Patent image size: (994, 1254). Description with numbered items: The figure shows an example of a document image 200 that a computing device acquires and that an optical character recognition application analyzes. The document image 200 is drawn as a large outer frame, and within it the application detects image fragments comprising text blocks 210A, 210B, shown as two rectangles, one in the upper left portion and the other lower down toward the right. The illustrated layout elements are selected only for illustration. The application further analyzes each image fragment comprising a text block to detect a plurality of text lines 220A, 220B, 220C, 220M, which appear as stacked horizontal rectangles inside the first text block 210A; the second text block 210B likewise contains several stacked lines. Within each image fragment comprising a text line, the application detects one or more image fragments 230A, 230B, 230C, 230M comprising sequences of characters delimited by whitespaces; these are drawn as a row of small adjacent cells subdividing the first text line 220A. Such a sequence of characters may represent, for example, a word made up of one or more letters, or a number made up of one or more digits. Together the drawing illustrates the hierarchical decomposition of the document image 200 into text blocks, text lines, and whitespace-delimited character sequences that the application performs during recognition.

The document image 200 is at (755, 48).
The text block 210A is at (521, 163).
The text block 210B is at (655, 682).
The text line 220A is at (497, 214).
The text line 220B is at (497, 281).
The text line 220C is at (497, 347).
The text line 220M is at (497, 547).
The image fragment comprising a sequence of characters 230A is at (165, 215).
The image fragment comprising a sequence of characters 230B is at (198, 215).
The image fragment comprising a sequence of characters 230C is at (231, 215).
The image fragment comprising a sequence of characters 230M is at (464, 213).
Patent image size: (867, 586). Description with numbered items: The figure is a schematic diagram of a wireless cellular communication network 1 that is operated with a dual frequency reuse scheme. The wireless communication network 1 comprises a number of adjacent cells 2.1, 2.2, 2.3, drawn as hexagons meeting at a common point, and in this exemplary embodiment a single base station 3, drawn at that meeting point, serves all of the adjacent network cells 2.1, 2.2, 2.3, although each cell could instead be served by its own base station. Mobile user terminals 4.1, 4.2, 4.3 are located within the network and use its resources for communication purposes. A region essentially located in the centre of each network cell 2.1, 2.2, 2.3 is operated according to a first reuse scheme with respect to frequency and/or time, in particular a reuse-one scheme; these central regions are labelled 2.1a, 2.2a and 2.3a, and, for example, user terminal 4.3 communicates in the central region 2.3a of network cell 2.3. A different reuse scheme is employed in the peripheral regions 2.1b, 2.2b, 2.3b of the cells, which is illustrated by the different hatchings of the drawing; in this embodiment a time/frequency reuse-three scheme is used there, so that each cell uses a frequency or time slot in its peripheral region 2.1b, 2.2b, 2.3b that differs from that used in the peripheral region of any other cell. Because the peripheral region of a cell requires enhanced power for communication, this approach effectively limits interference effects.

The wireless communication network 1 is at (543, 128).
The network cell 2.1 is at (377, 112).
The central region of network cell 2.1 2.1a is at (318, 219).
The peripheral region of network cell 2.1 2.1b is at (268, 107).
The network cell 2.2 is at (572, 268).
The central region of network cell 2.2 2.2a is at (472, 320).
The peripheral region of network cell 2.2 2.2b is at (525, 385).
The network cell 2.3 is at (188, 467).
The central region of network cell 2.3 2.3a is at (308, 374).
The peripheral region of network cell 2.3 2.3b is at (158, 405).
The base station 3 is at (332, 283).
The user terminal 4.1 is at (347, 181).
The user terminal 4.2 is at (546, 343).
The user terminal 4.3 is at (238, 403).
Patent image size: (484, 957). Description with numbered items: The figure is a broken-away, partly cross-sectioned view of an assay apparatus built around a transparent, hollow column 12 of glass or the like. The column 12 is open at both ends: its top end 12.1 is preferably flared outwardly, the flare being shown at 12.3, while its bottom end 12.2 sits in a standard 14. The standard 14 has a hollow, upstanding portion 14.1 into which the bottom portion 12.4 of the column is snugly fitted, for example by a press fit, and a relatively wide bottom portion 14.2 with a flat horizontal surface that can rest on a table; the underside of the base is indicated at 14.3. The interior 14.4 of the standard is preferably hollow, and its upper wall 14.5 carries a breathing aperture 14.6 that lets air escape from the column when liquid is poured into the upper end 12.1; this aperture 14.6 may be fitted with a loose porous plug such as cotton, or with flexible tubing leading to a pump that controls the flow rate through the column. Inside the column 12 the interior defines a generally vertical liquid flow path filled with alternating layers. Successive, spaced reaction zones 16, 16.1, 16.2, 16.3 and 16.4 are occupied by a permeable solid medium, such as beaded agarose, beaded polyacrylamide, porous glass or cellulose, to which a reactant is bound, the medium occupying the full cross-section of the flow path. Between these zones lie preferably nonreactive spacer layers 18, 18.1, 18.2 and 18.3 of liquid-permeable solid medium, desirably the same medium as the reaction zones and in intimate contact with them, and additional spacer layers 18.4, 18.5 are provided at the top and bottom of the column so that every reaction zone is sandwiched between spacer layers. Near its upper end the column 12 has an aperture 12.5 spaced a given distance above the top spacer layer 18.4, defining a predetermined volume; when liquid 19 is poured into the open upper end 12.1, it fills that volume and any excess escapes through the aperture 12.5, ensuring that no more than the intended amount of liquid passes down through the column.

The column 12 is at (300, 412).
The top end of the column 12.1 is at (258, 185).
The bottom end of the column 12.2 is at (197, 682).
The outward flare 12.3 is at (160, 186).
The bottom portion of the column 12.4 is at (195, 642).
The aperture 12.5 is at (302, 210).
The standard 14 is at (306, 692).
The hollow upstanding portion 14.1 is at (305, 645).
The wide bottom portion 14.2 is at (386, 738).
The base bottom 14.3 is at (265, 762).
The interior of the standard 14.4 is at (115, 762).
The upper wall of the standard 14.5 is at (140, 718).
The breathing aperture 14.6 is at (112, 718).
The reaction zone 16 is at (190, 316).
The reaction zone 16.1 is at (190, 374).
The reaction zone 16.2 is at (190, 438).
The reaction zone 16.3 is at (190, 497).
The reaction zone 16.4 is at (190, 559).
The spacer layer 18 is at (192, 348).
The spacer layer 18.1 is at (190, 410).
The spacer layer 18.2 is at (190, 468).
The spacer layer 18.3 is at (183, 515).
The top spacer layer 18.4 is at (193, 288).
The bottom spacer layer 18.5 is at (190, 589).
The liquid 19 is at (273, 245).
────────────────────
All the entries above need to be repeated word for word.

Patent image size: (994, 1254). Description with numbered items: The figure shows an example of a document image 200 that a computing device acquires and that an optical character recognition application analyzes. The document image 200 is drawn as a large outer frame, and within it the application detects image fragments comprising text blocks 210A, 210B, shown as two rectangles, one in the upper left portion and the other lower down toward the right. The illustrated layout elements are selected only for illustration. The application further analyzes each image fragment comprising a text block to detect a plurality of text lines 220A, 220B, 220C, 220M, which appear as stacked horizontal rectangles inside the first text block 210A; the second text block 210B likewise contains several stacked lines. Within each image fragment comprising a text line, the application detects one or more image fragments 230A, 230B, 230C, 230M comprising sequences of characters delimited by whitespaces; these are drawn as a row of small adjacent cells subdividing the first text line 220A. Such a sequence of characters may represent, for example, a word made up of one or more letters, or a number made up of one or more digits. Together the drawing illustrates the hierarchical decomposition of the document image 200 into text blocks, text lines, and whitespace-delimited character sequences that the application performs during recognition.

The document image 200 is at (755, 48).
The text block 210A is at (521, 163).
The text block 210B is at (655, 682).
The text line 220A is at (497, 214).
The text line 220B is at (497, 281).
The text line 220C is at (497, 347).
The text line 220M is at (497, 547).
The image fragment comprising a sequence of characters 230A is at (165, 215).
The image fragment comprising a sequence of characters 230B is at (198, 215).
The image fragment comprising a sequence of characters 230C is at (231, 215).
The image fragment comprising a sequence of characters 230M is at (464, 213).
Patent image size: (867, 586). Description with numbered items: The figure is a schematic diagram of a wireless cellular communication network 1 that is operated with a dual frequency reuse scheme. The wireless communication network 1 comprises a number of adjacent cells 2.1, 2.2, 2.3, drawn as hexagons meeting at a common point, and in this exemplary embodiment a single base station 3, drawn at that meeting point, serves all of the adjacent network cells 2.1, 2.2, 2.3, although each cell could instead be served by its own base station. Mobile user terminals 4.1, 4.2, 4.3 are located within the network and use its resources for communication purposes. A region essentially located in the centre of each network cell 2.1, 2.2, 2.3 is operated according to a first reuse scheme with respect to frequency and/or time, in particular a reuse-one scheme; these central regions are labelled 2.1a, 2.2a and 2.3a, and, for example, user terminal 4.3 communicates in the central region 2.3a of network cell 2.3. A different reuse scheme is employed in the peripheral regions 2.1b, 2.2b, 2.3b of the cells, which is illustrated by the different hatchings of the drawing; in this embodiment a time/frequency reuse-three scheme is used there, so that each cell uses a frequency or time slot in its peripheral region 2.1b, 2.2b, 2.3b that differs from that used in the peripheral region of any other cell. Because the peripheral region of a cell requires enhanced power for communication, this approach effectively limits interference effects.

The wireless communication network 1 is at (543, 128).
The network cell 2.1 is at (377, 112).
The central region of network cell 2.1 2.1a is at (318, 219).
The peripheral region of network cell 2.1 2.1b is at (268, 107).
The network cell 2.2 is at (572, 268).
The central region of network cell 2.2 2.2a is at (472, 320).
The peripheral region of network cell 2.2 2.2b is at (525, 385).
The network cell 2.3 is at (188, 467).
The central region of network cell 2.3 2.3a is at (308, 374).
The peripheral region of network cell 2.3 2.3b is at (158, 405).
The base station 3 is at (332, 283).
The user terminal 4.1 is at (347, 181).
The user terminal 4.2 is at (546, 343).
The user terminal 4.3 is at (238, 403).
Patent image size: (484, 957). Description with numbered items: The figure is a broken-away, partly cross-sectioned view of an assay apparatus built around a transparent, hollow column 12 of glass or the like. The column 12 is open at both ends: its top end 12.1 is preferably flared outwardly, the flare being shown at 12.3, while its bottom end 12.2 sits in a standard 14. The standard 14 has a hollow, upstanding portion 14.1 into which the bottom portion 12.4 of the column is snugly fitted, for example by a press fit, and a relatively wide bottom portion 14.2 with a flat horizontal surface that can rest on a table; the underside of the base is indicated at 14.3. The interior 14.4 of the standard is preferably hollow, and its upper wall 14.5 carries a breathing aperture 14.6 that lets air escape from the column when liquid is poured into the upper end 12.1; this aperture 14.6 may be fitted with a loose porous plug such as cotton, or with flexible tubing leading to a pump that controls the flow rate through the column. Inside the column 12 the interior defines a generally vertical liquid flow path filled with alternating layers. Successive, spaced reaction zones 16, 16.1, 16.2, 16.3 and 16.4 are occupied by a permeable solid medium, such as beaded agarose, beaded polyacrylamide, porous glass or cellulose, to which a reactant is bound, the medium occupying the full cross-section of the flow path. Between these zones lie preferably nonreactive spacer layers 18, 18.1, 18.2 and 18.3 of liquid-permeable solid medium, desirably the same medium as the reaction zones and in intimate contact with them, and additional spacer layers 18.4, 18.5 are provided at the top and bottom of the column so that every reaction zone is sandwiched between spacer layers. Near its upper end the column 12 has an aperture 12.5 spaced a given distance above the top spacer layer 18.4, defining a predetermined volume; when liquid 19 is poured into the open upper end 12.1, it fills that volume and any excess escapes through the aperture 12.5, ensuring that no more than the intended amount of liquid passes down through the column.

The column 12 is at (300, 412).
The top end of the column 12.1 is at (258, 185).
The bottom end of the column 12.2 is at (197, 682).
The outward flare 12.3 is at (160, 186).
The bottom portion of the column 12.4 is at (195, 642).
The aperture 12.5 is at (302, 210).
The standard 14 is at (306, 692).
The hollow upstanding portion 14.1 is at (305, 645).
The wide bottom portion 14.2 is at (386, 738).
The base bottom 14.3 is at (265, 762).
The interior of the standard 14.4 is at (115, 762).
The upper wall of the standard 14.5 is at (140, 718).
The breathing aperture 14.6 is at (112, 718).
The reaction zone 16 is at (190, 316).
The reaction zone 16.1 is at (190, 374).
The reaction zone 16.2 is at (190, 438).
The reaction zone 16.3 is at (190, 497).
The reaction zone 16.4 is at (190, 559).
The spacer layer 18 is at (192, 348).
The spacer layer 18.1 is at (190, 410).
The spacer layer 18.2 is at (190, 468).
The spacer layer 18.3 is at (183, 515).
The top spacer layer 18.4 is at (193, 288).
The bottom spacer layer 18.5 is at (190, 589).
The liquid 19 is at (273, 245).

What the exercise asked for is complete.